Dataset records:
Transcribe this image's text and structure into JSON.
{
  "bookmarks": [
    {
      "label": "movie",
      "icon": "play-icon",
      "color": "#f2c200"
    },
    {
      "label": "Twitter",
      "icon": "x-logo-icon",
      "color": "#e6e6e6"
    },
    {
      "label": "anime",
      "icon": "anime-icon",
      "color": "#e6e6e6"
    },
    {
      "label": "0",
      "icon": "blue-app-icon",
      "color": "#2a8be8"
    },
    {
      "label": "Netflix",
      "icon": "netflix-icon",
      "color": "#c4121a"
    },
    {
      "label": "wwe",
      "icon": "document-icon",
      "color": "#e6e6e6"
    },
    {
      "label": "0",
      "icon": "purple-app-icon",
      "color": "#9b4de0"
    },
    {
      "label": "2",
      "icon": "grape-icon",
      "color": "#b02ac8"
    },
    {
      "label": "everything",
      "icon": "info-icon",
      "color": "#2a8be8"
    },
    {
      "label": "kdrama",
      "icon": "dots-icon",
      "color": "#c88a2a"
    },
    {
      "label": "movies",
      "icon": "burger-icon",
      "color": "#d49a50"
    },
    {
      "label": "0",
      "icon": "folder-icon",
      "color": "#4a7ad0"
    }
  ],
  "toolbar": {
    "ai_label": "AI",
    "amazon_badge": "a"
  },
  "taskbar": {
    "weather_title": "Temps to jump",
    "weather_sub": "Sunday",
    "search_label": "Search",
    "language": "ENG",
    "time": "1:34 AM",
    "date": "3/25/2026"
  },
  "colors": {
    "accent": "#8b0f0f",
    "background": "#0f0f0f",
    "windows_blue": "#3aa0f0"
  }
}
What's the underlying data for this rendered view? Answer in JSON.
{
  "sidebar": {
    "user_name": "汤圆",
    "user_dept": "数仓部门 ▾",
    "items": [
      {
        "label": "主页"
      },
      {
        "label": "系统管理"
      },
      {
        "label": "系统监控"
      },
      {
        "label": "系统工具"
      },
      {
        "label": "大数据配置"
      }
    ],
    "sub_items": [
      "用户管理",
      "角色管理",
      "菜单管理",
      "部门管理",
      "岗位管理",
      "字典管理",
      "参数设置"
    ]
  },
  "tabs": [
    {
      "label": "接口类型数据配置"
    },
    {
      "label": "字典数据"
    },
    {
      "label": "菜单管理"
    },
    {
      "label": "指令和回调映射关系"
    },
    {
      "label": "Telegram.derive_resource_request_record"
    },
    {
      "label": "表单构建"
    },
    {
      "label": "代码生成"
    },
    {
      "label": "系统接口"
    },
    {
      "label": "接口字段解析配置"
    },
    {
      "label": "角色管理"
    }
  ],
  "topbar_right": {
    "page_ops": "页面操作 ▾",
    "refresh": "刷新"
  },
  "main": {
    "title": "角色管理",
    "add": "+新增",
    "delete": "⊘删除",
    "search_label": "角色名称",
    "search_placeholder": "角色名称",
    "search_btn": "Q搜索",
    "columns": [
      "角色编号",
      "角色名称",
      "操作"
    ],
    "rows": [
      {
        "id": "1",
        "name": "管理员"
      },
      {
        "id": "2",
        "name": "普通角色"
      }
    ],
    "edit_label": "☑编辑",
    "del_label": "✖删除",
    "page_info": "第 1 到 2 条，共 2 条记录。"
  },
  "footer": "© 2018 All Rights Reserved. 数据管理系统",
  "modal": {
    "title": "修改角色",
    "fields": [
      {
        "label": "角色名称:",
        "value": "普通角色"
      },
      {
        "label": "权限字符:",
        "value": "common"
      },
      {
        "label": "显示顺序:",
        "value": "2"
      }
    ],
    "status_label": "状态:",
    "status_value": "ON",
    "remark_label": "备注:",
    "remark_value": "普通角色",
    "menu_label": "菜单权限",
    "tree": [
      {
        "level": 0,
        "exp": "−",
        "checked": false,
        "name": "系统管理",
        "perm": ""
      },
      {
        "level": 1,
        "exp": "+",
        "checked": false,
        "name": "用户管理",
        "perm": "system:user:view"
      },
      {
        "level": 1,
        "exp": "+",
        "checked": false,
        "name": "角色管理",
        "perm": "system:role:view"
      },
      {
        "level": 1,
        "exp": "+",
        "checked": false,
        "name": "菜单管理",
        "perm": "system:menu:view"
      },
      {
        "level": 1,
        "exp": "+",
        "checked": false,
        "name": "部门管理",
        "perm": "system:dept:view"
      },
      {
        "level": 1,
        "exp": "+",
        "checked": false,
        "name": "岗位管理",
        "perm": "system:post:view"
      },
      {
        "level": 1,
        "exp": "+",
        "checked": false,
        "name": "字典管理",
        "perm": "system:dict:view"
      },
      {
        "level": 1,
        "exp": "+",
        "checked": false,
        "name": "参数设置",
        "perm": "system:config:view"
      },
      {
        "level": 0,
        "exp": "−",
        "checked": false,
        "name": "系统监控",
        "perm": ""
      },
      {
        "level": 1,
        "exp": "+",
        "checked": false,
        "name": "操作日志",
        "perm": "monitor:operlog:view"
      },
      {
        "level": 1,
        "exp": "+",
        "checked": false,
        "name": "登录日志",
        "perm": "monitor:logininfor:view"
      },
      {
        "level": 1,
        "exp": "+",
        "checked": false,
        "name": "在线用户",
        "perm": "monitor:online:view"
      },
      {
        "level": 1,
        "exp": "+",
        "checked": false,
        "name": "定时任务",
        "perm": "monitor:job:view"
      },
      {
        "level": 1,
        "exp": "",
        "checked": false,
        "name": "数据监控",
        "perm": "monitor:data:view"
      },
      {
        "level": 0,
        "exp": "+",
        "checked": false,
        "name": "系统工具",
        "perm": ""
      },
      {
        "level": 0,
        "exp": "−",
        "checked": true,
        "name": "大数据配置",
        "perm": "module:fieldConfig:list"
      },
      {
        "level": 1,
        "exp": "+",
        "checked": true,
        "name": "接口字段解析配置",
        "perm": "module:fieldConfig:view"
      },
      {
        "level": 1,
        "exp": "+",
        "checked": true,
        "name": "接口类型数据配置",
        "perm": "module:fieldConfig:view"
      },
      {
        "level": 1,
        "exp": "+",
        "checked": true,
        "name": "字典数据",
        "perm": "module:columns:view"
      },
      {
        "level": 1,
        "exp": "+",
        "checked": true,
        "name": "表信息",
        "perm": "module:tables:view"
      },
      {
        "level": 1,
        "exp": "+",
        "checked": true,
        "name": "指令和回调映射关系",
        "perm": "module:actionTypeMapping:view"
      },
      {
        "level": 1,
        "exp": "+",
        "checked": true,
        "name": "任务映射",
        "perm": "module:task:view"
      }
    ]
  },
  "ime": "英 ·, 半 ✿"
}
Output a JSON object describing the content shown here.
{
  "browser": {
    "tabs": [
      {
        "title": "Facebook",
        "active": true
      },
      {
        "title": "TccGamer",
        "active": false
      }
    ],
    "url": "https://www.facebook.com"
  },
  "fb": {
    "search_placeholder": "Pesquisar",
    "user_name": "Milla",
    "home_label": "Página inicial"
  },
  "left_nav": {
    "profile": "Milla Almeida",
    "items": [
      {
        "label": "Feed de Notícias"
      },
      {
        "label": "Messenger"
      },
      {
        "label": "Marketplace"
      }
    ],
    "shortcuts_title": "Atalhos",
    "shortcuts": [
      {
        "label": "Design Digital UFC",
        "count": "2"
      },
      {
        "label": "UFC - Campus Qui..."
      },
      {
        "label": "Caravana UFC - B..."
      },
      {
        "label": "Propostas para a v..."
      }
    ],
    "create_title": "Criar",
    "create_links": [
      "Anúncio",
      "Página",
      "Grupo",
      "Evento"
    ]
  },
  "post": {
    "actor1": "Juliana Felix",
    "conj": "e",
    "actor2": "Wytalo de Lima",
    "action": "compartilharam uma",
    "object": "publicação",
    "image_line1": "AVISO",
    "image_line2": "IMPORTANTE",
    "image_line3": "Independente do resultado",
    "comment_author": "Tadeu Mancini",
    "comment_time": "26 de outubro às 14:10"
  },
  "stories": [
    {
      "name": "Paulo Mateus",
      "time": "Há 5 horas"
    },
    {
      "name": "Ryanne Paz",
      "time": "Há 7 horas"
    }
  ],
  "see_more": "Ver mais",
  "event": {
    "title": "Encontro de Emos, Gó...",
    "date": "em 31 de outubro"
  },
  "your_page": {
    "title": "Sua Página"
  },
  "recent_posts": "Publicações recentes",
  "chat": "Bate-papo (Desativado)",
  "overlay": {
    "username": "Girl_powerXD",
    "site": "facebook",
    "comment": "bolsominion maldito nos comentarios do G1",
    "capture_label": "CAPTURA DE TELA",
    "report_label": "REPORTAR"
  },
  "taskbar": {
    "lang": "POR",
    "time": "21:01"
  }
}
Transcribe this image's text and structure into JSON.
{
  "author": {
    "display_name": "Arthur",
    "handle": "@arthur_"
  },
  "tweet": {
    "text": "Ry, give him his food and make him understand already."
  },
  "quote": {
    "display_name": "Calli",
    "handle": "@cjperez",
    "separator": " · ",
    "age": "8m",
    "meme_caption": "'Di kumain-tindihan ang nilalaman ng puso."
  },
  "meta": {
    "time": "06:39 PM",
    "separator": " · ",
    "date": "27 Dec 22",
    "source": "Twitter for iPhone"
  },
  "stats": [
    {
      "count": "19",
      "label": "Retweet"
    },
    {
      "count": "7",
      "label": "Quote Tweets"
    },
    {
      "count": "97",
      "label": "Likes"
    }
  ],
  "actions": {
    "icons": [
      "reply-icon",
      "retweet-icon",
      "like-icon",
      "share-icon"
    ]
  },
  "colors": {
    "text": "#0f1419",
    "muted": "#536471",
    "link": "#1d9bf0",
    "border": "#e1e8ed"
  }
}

Set exercise: Find and copy each line above that includes the string "Twitter".

Problem solution:
      "label": "Twitter",
    "source": "Twitter for iPhone"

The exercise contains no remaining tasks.